--- Given entries ---
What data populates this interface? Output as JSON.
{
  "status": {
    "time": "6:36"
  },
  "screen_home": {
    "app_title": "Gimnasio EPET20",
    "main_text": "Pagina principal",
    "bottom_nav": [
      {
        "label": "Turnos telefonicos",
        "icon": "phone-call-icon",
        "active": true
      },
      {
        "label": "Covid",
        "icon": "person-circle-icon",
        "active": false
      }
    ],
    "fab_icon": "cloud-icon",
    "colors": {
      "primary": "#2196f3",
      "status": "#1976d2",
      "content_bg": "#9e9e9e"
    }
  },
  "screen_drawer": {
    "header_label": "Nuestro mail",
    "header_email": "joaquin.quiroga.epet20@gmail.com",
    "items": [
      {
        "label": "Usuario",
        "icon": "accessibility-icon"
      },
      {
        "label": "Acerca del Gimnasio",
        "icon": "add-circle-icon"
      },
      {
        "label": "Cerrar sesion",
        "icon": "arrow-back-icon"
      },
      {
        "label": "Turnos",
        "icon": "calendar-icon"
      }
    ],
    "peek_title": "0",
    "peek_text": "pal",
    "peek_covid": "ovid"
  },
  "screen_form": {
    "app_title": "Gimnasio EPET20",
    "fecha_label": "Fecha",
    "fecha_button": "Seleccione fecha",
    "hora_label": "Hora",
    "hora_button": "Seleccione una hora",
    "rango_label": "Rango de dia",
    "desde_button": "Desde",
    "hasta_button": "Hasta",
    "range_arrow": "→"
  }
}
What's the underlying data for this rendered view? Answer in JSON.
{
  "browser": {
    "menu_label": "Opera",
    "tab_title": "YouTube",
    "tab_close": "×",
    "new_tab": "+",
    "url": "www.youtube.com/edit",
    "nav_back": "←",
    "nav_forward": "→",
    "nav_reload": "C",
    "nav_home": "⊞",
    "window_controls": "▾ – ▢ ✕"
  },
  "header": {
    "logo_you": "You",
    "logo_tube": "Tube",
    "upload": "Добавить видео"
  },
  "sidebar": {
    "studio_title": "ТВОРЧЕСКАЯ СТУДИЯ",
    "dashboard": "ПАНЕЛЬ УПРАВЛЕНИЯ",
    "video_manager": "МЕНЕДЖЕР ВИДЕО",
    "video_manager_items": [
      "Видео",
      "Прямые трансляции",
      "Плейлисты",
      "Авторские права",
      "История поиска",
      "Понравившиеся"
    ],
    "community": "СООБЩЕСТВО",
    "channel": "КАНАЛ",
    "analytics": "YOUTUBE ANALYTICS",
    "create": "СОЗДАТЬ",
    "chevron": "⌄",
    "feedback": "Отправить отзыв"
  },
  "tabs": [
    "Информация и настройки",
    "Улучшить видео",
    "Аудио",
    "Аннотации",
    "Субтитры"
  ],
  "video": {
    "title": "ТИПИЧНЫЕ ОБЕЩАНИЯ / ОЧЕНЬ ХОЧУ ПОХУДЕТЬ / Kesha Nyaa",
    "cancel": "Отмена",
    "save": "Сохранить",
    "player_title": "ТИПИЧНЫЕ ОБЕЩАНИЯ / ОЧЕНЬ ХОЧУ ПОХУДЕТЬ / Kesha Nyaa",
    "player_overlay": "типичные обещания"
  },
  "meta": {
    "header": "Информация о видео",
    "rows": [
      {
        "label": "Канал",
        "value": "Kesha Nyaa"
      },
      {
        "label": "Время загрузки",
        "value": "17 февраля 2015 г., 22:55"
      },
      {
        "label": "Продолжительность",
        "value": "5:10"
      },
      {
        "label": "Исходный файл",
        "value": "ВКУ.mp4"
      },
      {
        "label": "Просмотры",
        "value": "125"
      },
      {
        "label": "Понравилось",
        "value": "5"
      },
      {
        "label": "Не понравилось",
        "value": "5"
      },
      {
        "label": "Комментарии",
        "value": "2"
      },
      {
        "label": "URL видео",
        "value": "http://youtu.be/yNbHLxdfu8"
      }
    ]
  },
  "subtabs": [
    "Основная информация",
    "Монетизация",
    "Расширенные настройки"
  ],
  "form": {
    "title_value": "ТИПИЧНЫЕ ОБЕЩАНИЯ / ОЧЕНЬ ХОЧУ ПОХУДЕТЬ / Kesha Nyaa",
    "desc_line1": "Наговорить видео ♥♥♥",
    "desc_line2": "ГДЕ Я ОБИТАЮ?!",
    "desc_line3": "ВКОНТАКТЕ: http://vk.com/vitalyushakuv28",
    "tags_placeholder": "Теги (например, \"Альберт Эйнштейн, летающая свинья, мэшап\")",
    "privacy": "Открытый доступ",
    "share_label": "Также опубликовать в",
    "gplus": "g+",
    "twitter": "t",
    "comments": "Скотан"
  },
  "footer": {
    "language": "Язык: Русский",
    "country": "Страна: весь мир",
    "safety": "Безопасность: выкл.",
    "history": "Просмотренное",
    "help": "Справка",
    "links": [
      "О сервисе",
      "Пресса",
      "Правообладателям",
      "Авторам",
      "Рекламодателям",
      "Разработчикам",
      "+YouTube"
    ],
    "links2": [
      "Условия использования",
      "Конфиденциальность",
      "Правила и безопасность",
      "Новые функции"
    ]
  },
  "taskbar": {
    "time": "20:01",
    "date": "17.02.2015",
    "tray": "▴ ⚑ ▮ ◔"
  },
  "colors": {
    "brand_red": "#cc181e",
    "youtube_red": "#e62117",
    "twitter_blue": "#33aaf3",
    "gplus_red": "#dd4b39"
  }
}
---
* _Request_
Pull out every line holding "JSON" from the records above, and copy it.

* _Exercise answer_
What data populates this interface? Output as JSON.
What's the underlying data for this rendered view? Answer in JSON.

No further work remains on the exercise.